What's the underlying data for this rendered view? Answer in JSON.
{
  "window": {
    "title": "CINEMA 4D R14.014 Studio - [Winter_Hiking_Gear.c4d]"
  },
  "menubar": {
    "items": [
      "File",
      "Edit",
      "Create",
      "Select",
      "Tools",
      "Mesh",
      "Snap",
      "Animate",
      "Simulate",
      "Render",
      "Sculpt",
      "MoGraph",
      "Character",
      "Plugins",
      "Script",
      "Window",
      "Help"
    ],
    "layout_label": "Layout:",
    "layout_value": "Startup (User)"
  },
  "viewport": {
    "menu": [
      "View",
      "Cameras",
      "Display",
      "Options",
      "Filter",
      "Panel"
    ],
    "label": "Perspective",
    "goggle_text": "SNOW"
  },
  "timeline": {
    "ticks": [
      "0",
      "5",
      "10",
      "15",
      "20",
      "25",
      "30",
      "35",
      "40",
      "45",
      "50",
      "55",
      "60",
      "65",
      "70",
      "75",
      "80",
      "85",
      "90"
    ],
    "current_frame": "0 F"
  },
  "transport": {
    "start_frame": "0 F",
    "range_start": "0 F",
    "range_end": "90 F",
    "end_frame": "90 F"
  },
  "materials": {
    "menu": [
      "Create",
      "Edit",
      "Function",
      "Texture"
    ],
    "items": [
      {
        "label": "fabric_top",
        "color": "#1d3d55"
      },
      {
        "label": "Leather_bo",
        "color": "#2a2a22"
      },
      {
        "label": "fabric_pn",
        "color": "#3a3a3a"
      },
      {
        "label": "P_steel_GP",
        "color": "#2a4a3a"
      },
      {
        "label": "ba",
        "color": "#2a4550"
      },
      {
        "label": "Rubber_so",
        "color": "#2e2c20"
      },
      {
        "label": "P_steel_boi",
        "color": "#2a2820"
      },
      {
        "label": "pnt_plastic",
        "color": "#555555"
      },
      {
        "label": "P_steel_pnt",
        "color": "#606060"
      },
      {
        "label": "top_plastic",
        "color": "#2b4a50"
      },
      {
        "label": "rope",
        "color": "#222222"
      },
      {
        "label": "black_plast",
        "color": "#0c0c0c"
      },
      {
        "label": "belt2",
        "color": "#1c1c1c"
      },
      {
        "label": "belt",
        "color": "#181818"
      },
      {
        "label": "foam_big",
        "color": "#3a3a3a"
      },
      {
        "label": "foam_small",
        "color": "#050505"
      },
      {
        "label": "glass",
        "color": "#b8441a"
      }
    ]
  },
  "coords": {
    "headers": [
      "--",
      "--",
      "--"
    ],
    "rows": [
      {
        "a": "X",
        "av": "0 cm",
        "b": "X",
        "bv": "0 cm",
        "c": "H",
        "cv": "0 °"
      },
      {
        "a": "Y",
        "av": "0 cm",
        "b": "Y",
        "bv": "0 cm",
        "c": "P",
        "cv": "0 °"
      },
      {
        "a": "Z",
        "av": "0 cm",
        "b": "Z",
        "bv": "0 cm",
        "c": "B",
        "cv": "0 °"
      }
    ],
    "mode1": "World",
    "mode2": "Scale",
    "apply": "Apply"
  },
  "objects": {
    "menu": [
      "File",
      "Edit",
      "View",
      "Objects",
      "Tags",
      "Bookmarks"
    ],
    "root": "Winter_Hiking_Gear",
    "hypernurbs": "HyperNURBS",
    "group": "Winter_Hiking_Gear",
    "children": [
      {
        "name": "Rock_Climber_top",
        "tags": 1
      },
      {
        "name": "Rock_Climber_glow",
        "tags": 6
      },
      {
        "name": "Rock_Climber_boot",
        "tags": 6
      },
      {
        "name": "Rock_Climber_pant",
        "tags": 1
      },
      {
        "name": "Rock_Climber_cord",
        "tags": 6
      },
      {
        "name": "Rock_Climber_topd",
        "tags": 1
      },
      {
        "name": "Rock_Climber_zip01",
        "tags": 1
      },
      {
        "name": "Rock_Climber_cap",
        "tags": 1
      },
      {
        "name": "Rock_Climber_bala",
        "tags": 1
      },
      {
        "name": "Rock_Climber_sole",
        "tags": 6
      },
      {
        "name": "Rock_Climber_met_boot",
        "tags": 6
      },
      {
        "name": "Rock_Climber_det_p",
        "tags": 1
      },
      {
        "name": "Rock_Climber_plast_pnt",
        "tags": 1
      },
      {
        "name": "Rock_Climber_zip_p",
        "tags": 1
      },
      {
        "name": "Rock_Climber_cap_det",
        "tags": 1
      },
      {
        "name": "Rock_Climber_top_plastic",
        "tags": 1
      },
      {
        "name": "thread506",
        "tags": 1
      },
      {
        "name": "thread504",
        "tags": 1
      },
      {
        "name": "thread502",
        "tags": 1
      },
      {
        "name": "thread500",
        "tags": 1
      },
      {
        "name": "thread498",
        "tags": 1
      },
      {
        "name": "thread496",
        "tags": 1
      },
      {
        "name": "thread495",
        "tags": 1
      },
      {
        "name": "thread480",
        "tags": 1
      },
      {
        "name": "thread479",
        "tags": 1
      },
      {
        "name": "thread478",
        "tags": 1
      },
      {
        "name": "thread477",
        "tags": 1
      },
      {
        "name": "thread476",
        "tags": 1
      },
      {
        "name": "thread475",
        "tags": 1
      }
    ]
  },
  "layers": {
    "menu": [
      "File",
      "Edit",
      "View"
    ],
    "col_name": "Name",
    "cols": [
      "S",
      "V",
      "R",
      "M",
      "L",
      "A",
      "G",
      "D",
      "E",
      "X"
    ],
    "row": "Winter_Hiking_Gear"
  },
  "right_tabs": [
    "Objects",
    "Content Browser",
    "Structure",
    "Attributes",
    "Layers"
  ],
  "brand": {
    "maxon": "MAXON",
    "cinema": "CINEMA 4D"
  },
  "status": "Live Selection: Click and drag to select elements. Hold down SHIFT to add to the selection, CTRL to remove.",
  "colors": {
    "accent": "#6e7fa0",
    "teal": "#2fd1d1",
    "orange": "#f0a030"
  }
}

- _Request_
Repeat the records above exactly.

- _Task solution_
What's the underlying data for this rendered view? Answer in JSON.
{
  "window": {
    "title": "CINEMA 4D R14.014 Studio - [Winter_Hiking_Gear.c4d]"
  },
  "menubar": {
    "items": [
      "File",
      "Edit",
      "Create",
      "Select",
      "Tools",
      "Mesh",
      "Snap",
      "Animate",
      "Simulate",
      "Render",
      "Sculpt",
      "MoGraph",
      "Character",
      "Plugins",
      "Script",
      "Window",
      "Help"
    ],
    "layout_label": "Layout:",
    "layout_value": "Startup (User)"
  },
  "viewport": {
    "menu": [
      "View",
      "Cameras",
      "Display",
      "Options",
      "Filter",
      "Panel"
    ],
    "label": "Perspective",
    "goggle_text": "SNOW"
  },
  "timeline": {
    "ticks": [
      "0",
      "5",
      "10",
      "15",
      "20",
      "25",
      "30",
      "35",
      "40",
      "45",
      "50",
      "55",
      "60",
      "65",
      "70",
      "75",
      "80",
      "85",
      "90"
    ],
    "current_frame": "0 F"
  },
  "transport": {
    "start_frame": "0 F",
    "range_start": "0 F",
    "range_end": "90 F",
    "end_frame": "90 F"
  },
  "materials": {
    "menu": [
      "Create",
      "Edit",
      "Function",
      "Texture"
    ],
    "items": [
      {
        "label": "fabric_top",
        "color": "#1d3d55"
      },
      {
        "label": "Leather_bo",
        "color": "#2a2a22"
      },
      {
        "label": "fabric_pn",
        "color": "#3a3a3a"
      },
      {
        "label": "P_steel_GP",
        "color": "#2a4a3a"
      },
      {
        "label": "ba",
        "color": "#2a4550"
      },
      {
        "label": "Rubber_so",
        "color": "#2e2c20"
      },
      {
        "label": "P_steel_boi",
        "color": "#2a2820"
      },
      {
        "label": "pnt_plastic",
        "color": "#555555"
      },
      {
        "label": "P_steel_pnt",
        "color": "#606060"
      },
      {
        "label": "top_plastic",
        "color": "#2b4a50"
      },
      {
        "label": "rope",
        "color": "#222222"
      },
      {
        "label": "black_plast",
        "color": "#0c0c0c"
      },
      {
        "label": "belt2",
        "color": "#1c1c1c"
      },
      {
        "label": "belt",
        "color": "#181818"
      },
      {
        "label": "foam_big",
        "color": "#3a3a3a"
      },
      {
        "label": "foam_small",
        "color": "#050505"
      },
      {
        "label": "glass",
        "color": "#b8441a"
      }
    ]
  },
  "coords": {
    "headers": [
      "--",
      "--",
      "--"
    ],
    "rows": [
      {
        "a": "X",
        "av": "0 cm",
        "b": "X",
        "bv": "0 cm",
        "c": "H",
        "cv": "0 °"
      },
      {
        "a": "Y",
        "av": "0 cm",
        "b": "Y",
        "bv": "0 cm",
        "c": "P",
        "cv": "0 °"
      },
      {
        "a": "Z",
        "av": "0 cm",
        "b": "Z",
        "bv": "0 cm",
        "c": "B",
        "cv": "0 °"
      }
    ],
    "mode1": "World",
    "mode2": "Scale",
    "apply": "Apply"
  },
  "objects": {
    "menu": [
      "File",
      "Edit",
      "View",
      "Objects",
      "Tags",
      "Bookmarks"
    ],
    "root": "Winter_Hiking_Gear",
    "hypernurbs": "HyperNURBS",
    "group": "Winter_Hiking_Gear",
    "children": [
      {
        "name": "Rock_Climber_top",
        "tags": 1
      },
      {
        "name": "Rock_Climber_glow",
        "tags": 6
      },
      {
        "name": "Rock_Climber_boot",
        "tags": 6
      },
      {
        "name": "Rock_Climber_pant",
        "tags": 1
      },
      {
        "name": "Rock_Climber_cord",
        "tags": 6
      },
      {
        "name": "Rock_Climber_topd",
        "tags": 1
      },
      {
        "name": "Rock_Climber_zip01",
        "tags": 1
      },
      {
        "name": "Rock_Climber_cap",
        "tags": 1
      },
      {
        "name": "Rock_Climber_bala",
        "tags": 1
      },
      {
        "name": "Rock_Climber_sole",
        "tags": 6
      },
      {
        "name": "Rock_Climber_met_boot",
        "tags": 6
      },
      {
        "name": "Rock_Climber_det_p",
        "tags": 1
      },
      {
        "name": "Rock_Climber_plast_pnt",
        "tags": 1
      },
      {
        "name": "Rock_Climber_zip_p",
        "tags": 1
      },
      {
        "name": "Rock_Climber_cap_det",
        "tags": 1
      },
      {
        "name": "Rock_Climber_top_plastic",
        "tags": 1
      },
      {
        "name": "thread506",
        "tags": 1
      },
      {
        "name": "thread504",
        "tags": 1
      },
      {
        "name": "thread502",
        "tags": 1
      },
      {
        "name": "thread500",
        "tags": 1
      },
      {
        "name": "thread498",
        "tags": 1
      },
      {
        "name": "thread496",
        "tags": 1
      },
      {
        "name": "thread495",
        "tags": 1
      },
      {
        "name": "thread480",
        "tags": 1
      },
      {
        "name": "thread479",
        "tags": 1
      },
      {
        "name": "thread478",
        "tags": 1
      },
      {
        "name": "thread477",
        "tags": 1
      },
      {
        "name": "thread476",
        "tags": 1
      },
      {
        "name": "thread475",
        "tags": 1
      }
    ]
  },
  "layers": {
    "menu": [
      "File",
      "Edit",
      "View"
    ],
    "col_name": "Name",
    "cols": [
      "S",
      "V",
      "R",
      "M",
      "L",
      "A",
      "G",
      "D",
      "E",
      "X"
    ],
    "row": "Winter_Hiking_Gear"
  },
  "right_tabs": [
    "Objects",
    "Content Browser",
    "Structure",
    "Attributes",
    "Layers"
  ],
  "brand": {
    "maxon": "MAXON",
    "cinema": "CINEMA 4D"
  },
  "status": "Live Selection: Click and drag to select elements. Hold down SHIFT to add to the selection, CTRL to remove.",
  "colors": {
    "accent": "#6e7fa0",
    "teal": "#2fd1d1",
    "orange": "#f0a030"
  }
}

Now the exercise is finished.